* begin *

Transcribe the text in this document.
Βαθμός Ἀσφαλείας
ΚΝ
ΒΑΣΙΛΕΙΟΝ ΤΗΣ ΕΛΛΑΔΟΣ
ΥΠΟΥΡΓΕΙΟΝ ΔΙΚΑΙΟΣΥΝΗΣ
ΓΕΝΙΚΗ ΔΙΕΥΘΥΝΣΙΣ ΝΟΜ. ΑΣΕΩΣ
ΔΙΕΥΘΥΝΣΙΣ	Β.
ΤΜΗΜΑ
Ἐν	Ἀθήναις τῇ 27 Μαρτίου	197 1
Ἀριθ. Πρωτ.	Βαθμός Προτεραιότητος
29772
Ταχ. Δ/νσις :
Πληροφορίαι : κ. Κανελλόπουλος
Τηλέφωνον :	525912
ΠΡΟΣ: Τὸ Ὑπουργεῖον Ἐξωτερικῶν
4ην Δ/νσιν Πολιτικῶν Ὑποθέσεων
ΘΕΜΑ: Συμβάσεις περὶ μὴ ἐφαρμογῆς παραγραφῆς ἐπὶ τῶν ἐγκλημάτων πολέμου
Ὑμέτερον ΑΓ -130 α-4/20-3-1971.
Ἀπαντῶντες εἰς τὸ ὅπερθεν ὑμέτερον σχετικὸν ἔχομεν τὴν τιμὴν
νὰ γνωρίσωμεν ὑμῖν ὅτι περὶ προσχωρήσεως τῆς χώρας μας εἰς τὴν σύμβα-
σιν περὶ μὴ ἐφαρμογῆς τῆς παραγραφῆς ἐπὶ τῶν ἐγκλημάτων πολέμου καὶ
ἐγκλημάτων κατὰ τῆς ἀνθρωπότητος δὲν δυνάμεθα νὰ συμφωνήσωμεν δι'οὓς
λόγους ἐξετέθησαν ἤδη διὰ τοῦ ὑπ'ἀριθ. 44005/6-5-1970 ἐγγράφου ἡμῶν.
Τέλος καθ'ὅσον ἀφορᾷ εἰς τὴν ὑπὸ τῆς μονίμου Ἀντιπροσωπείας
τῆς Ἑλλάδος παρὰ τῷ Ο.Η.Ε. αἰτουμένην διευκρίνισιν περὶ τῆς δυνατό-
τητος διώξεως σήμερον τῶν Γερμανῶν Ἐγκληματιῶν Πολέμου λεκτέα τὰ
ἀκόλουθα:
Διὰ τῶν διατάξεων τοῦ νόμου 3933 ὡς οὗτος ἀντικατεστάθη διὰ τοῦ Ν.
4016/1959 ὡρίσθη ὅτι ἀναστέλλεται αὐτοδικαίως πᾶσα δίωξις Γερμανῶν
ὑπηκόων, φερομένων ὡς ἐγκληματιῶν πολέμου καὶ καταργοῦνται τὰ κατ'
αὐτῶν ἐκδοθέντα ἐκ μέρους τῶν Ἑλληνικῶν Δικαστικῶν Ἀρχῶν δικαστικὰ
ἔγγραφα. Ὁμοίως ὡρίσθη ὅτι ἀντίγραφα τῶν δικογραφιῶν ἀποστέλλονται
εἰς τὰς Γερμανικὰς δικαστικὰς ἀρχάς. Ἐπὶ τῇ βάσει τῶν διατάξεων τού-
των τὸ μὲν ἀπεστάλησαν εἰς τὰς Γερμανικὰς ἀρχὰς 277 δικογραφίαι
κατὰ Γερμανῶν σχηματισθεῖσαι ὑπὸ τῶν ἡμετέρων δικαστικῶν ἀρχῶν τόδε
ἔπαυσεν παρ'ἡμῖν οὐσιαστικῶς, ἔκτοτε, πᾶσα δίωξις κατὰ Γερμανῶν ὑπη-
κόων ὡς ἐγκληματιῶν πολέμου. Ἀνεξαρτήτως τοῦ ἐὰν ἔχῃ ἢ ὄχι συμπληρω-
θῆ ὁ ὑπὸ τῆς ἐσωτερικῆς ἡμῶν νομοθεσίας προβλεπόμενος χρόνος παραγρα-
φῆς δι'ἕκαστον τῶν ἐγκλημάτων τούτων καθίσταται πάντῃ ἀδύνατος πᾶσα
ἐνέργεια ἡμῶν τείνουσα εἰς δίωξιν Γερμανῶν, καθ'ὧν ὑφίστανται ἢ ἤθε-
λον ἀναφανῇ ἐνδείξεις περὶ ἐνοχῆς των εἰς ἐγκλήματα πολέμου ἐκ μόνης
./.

* end *

GIVEN REQUEST: In the listing above, find each line with the word "παραγραφῆς" and copy it.

ANSWER TO THE PROBLEM:
ΘΕΜΑ: Συμβάσεις περὶ μὴ ἐφαρμογῆς παραγραφῆς ἐπὶ τῶν ἐγκλημάτων πολέμου
σιν περὶ μὴ ἐφαρμογῆς τῆς παραγραφῆς ἐπὶ τῶν ἐγκλημάτων πολέμου καὶ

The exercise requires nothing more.